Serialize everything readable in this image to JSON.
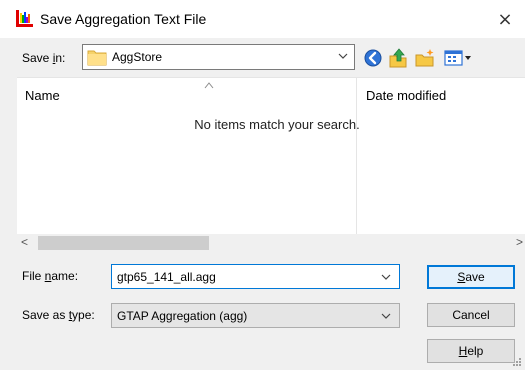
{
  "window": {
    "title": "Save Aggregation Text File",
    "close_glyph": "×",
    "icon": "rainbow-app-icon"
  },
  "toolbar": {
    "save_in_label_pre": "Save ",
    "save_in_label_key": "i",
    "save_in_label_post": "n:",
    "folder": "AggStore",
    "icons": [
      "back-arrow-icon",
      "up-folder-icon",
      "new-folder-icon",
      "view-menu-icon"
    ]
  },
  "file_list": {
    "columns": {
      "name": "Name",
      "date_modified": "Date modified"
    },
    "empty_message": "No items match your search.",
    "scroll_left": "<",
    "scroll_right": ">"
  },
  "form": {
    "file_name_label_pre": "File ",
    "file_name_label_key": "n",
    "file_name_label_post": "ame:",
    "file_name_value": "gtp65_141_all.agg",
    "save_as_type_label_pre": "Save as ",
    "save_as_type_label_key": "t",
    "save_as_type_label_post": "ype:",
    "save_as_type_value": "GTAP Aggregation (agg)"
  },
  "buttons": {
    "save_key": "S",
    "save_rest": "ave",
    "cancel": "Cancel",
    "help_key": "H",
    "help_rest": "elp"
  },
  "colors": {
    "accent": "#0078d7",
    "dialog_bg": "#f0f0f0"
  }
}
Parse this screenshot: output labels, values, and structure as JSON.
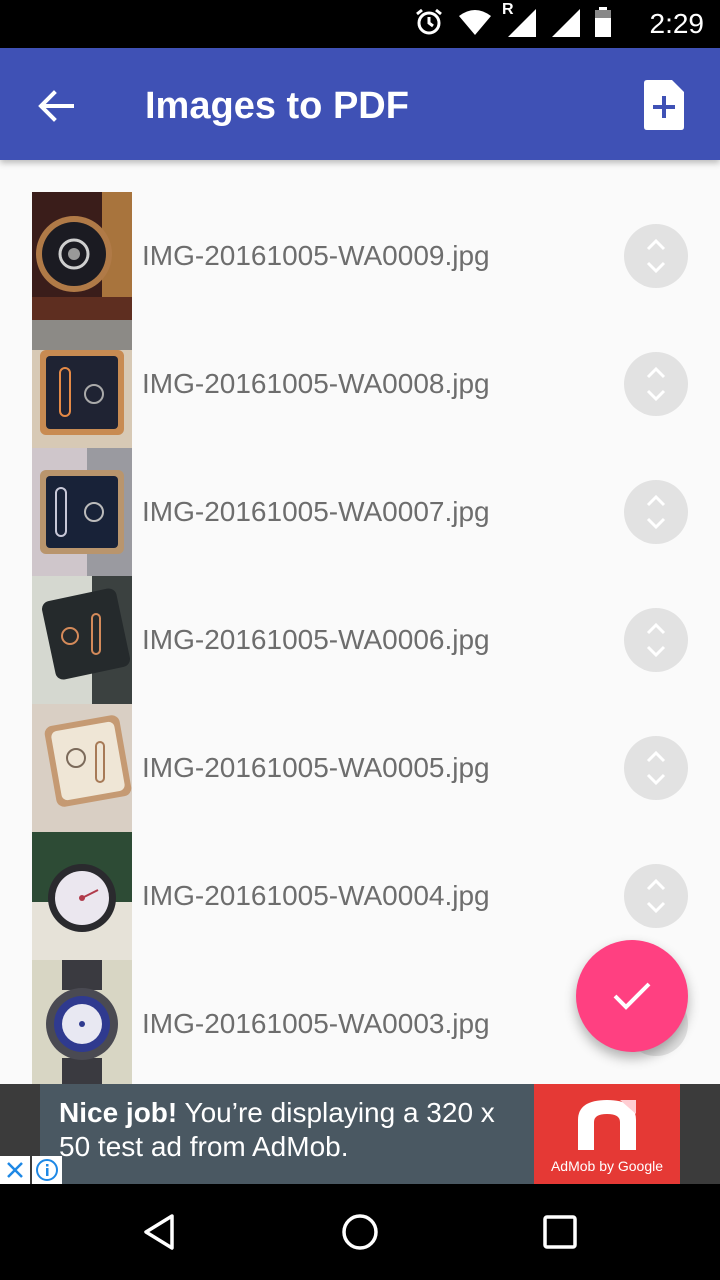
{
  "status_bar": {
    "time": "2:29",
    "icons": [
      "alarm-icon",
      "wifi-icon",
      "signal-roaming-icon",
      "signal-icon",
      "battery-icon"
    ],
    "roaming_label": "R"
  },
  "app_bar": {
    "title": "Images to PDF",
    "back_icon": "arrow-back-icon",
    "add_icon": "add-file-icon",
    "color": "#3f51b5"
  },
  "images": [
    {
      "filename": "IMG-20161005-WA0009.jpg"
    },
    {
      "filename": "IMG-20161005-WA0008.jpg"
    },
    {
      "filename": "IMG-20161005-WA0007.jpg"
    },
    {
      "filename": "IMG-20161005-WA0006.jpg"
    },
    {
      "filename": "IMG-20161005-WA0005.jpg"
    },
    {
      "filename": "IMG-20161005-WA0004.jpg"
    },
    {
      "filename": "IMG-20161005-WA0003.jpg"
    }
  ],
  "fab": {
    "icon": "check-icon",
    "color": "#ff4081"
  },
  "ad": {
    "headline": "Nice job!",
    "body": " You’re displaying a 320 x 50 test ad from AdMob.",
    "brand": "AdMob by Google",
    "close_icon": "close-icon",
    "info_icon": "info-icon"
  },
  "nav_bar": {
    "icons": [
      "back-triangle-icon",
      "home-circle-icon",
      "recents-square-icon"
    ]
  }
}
------------------------------------------------------------------------
**What the task requires**
Look through the entries above for the word "JSON". Copy every line where it shows up.

**Task result**
Serialize everything readable in this image to JSON.
Parse this screenshot: output labels, values, and structure as JSON.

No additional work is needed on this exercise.